:: Record list ::
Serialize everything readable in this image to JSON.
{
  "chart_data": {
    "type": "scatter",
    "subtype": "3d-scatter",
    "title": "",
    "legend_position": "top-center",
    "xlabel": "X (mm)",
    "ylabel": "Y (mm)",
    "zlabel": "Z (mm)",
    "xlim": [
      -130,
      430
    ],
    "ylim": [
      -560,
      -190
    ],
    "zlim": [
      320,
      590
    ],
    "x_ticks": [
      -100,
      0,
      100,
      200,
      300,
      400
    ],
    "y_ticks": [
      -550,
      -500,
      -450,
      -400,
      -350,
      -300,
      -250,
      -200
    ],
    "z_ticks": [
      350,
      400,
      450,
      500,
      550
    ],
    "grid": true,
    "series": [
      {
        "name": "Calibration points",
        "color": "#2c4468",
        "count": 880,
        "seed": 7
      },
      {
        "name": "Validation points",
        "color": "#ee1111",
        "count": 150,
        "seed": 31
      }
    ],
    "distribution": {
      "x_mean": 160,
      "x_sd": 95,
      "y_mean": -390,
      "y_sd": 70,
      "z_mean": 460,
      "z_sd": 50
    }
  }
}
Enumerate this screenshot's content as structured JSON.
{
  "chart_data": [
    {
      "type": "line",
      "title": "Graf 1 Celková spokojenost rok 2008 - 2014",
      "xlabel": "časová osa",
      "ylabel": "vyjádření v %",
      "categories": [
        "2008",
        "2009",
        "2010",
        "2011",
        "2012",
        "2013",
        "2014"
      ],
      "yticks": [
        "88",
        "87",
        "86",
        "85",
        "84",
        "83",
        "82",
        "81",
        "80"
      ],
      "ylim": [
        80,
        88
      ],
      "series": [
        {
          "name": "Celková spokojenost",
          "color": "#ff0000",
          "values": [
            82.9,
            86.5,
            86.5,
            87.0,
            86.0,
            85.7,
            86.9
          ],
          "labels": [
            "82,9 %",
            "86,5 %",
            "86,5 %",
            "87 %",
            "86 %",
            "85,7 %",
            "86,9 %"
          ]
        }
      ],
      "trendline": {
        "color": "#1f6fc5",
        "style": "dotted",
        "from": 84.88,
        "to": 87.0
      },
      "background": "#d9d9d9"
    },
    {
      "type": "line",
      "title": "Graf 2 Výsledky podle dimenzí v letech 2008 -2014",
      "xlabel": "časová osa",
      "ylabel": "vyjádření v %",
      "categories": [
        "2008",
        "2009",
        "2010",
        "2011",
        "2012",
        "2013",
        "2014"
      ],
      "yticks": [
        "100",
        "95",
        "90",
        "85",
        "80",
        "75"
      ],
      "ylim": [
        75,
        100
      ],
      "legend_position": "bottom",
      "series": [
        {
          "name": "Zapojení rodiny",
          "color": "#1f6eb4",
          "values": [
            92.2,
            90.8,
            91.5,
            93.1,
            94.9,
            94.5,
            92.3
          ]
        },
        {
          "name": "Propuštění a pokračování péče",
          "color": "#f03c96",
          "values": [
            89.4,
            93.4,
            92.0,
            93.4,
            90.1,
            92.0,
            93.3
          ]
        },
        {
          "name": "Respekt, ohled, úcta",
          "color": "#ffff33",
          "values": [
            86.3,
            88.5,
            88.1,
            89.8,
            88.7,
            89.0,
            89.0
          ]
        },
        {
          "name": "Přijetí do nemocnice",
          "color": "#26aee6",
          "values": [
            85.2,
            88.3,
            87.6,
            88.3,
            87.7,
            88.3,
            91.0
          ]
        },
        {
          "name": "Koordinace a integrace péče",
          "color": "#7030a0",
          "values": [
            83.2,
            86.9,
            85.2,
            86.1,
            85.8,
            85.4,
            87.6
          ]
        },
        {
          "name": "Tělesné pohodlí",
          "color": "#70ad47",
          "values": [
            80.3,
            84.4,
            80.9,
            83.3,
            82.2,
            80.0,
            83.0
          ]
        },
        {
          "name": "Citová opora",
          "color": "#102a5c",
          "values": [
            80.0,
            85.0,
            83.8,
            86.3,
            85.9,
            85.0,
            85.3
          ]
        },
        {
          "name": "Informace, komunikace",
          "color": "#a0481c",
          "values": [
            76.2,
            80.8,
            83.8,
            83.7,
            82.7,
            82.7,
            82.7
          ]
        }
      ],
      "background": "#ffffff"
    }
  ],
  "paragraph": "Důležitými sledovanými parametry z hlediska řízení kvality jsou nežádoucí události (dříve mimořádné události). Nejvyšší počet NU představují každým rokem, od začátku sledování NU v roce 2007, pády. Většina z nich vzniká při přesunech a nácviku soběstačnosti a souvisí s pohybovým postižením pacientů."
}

:: Job ::
Copy whichever lines in the listing above contain the word "points".

:: Result ::
        "name": "Calibration points",
        "name": "Validation points",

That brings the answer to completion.